RECORD LIST
++++
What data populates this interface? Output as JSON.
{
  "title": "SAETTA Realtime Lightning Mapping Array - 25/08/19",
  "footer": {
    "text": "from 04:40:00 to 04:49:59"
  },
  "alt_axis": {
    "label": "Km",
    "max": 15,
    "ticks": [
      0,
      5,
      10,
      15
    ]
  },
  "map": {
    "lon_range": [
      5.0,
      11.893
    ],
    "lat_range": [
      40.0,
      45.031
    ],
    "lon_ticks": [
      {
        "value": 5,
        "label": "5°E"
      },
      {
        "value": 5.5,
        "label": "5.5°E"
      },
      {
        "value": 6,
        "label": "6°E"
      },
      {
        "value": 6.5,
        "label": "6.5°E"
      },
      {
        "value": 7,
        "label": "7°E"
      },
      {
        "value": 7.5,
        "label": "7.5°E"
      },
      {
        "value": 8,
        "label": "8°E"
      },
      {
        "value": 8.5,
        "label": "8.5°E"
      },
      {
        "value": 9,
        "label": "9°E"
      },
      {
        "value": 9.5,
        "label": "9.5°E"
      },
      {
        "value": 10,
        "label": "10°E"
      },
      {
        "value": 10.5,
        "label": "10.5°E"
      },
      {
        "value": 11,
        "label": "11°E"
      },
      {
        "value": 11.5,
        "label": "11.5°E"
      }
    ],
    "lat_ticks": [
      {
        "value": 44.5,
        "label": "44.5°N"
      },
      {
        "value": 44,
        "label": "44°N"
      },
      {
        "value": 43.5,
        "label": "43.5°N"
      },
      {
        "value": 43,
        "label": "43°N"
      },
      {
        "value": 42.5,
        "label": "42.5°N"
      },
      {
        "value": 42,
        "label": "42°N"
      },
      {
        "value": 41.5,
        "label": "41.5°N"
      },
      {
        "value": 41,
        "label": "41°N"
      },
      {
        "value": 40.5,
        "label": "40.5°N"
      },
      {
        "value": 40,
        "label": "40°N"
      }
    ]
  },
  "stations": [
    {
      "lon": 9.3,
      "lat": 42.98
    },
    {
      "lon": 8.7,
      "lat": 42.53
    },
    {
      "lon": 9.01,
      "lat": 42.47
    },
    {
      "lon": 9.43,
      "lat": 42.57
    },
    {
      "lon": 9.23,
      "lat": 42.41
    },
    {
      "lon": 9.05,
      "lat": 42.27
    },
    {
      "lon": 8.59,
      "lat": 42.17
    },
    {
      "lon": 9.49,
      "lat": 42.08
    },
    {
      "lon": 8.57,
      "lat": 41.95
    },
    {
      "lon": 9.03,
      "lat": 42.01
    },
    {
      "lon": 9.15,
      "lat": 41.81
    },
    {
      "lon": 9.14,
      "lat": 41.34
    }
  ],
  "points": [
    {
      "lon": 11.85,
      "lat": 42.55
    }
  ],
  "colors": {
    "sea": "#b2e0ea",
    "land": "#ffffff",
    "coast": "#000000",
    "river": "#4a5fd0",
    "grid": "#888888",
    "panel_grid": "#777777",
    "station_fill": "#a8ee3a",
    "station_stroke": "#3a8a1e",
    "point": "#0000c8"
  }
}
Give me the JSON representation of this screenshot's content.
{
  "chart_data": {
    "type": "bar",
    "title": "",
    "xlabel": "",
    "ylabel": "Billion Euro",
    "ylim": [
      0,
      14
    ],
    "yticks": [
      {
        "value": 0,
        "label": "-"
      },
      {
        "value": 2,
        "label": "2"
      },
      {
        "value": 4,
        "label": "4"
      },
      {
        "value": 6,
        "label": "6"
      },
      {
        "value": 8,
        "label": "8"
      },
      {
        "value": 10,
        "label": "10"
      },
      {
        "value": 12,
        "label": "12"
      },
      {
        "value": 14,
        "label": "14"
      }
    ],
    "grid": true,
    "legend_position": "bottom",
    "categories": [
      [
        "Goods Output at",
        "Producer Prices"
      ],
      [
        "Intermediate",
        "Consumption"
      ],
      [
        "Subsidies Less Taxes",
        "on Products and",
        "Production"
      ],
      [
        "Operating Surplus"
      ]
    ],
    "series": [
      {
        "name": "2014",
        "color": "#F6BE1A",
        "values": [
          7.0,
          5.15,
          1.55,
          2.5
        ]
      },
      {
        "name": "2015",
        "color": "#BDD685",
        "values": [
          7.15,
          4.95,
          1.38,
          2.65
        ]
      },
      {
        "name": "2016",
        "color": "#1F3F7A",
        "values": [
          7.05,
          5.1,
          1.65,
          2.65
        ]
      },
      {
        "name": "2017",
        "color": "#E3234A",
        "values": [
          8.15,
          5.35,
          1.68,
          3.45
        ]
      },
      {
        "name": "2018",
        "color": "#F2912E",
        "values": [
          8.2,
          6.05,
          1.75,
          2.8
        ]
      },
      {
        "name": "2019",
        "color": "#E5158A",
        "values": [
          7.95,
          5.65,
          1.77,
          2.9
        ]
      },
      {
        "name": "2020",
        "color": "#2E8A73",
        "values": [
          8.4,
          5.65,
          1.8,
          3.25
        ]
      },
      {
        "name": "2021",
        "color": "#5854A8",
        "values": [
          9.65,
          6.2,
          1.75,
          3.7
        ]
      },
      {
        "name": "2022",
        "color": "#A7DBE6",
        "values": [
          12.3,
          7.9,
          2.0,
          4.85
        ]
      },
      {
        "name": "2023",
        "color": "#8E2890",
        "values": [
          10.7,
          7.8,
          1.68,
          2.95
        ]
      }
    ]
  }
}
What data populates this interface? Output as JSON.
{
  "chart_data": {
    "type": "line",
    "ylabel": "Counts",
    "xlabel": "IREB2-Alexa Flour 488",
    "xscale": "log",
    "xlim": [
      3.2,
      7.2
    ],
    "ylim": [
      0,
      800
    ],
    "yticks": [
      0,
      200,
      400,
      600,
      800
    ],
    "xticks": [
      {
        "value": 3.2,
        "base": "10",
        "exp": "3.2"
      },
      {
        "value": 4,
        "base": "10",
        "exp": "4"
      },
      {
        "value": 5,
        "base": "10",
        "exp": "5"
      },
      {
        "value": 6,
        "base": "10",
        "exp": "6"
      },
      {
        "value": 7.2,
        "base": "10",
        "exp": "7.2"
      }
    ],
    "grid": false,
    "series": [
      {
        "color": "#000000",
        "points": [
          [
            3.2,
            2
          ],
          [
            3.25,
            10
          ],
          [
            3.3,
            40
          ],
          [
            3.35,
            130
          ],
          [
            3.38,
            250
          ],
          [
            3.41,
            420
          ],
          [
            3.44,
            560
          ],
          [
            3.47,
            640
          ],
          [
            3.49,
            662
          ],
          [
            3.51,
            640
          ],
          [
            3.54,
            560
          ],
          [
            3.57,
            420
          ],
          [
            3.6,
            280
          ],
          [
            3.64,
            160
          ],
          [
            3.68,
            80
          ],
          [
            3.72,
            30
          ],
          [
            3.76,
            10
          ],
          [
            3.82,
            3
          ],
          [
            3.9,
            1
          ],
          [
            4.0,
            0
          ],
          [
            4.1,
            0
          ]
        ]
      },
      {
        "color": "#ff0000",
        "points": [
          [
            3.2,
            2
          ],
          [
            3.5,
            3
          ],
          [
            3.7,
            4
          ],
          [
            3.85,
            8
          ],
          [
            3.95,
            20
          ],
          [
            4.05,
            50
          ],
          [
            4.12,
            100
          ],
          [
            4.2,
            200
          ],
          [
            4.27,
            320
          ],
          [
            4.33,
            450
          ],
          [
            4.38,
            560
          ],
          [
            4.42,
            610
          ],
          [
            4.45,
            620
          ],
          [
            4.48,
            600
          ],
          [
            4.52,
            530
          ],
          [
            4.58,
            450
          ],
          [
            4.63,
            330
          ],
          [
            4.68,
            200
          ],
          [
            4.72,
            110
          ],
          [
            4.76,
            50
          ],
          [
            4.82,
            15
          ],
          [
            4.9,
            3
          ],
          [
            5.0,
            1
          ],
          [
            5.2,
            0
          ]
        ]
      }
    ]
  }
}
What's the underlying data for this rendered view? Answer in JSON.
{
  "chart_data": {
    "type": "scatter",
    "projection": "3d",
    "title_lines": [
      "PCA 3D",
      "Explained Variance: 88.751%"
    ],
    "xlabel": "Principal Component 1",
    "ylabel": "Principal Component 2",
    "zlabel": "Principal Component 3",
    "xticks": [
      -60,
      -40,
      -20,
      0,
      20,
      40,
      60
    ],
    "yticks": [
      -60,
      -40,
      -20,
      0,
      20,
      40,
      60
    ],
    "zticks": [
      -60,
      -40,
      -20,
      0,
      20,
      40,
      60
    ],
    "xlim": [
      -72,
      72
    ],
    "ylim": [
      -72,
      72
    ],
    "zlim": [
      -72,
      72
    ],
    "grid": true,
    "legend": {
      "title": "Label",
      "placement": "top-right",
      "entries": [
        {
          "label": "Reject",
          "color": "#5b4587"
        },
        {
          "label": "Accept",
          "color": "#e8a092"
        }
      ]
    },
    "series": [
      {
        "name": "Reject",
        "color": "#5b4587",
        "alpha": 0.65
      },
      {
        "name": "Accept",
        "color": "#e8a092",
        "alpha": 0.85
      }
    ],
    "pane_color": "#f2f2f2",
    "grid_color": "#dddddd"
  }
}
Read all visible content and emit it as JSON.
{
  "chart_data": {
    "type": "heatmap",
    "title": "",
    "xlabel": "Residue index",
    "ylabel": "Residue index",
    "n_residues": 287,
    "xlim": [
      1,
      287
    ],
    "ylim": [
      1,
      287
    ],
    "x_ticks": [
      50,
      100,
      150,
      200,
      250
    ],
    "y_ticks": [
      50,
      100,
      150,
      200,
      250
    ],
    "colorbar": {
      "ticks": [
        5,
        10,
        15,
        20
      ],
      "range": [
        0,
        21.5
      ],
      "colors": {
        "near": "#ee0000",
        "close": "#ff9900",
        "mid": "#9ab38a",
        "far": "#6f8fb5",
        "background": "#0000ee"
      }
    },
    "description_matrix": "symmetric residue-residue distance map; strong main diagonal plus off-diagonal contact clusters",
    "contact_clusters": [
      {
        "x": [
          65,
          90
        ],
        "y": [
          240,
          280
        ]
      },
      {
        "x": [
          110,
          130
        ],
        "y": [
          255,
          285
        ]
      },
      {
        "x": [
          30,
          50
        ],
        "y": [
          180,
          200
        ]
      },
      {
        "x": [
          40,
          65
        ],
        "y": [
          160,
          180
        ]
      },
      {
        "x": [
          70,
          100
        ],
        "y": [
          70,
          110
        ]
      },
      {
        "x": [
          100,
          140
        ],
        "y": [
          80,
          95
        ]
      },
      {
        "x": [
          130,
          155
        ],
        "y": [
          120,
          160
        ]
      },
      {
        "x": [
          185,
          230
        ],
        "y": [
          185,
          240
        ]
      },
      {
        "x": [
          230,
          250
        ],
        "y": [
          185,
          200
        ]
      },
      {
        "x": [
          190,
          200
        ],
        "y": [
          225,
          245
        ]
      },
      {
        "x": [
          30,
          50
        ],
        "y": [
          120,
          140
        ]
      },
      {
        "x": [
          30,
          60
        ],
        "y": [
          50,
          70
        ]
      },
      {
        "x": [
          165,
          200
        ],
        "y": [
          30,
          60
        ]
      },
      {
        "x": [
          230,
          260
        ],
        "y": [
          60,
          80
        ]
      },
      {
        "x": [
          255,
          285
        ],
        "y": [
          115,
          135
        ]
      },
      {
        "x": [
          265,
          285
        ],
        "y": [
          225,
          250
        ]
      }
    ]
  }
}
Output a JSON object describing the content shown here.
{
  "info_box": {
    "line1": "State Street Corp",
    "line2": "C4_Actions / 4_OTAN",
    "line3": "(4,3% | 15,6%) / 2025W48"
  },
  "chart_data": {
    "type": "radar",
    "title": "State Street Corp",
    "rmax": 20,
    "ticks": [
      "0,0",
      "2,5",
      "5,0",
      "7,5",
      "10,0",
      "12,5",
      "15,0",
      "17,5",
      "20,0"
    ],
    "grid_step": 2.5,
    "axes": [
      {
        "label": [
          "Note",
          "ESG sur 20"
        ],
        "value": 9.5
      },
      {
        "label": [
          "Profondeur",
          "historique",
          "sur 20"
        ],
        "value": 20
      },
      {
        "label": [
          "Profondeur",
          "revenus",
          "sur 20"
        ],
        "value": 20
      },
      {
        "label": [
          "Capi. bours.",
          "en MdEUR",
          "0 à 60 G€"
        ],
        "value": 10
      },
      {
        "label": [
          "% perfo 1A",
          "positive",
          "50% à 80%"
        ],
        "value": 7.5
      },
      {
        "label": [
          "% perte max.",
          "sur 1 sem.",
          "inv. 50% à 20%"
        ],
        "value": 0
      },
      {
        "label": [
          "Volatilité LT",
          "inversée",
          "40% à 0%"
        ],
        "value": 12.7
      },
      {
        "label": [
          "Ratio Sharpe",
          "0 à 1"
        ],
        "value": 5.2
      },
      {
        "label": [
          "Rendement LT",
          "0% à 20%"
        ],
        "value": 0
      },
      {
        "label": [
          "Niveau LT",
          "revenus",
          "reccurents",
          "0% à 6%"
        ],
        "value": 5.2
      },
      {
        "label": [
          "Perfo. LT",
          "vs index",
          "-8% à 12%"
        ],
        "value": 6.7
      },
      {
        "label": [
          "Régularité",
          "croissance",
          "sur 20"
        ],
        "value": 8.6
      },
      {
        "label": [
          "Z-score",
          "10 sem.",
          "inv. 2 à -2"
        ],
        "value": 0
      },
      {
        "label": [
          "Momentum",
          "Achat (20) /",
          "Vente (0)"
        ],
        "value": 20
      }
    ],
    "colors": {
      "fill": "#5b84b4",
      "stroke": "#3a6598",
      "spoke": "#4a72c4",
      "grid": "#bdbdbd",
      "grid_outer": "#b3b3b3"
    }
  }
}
++++
TASK PROMPT
Write out every line of the preceding listing that contains "Corp".

RESPONSE
    "line1": "State Street Corp",
    "title": "State Street Corp",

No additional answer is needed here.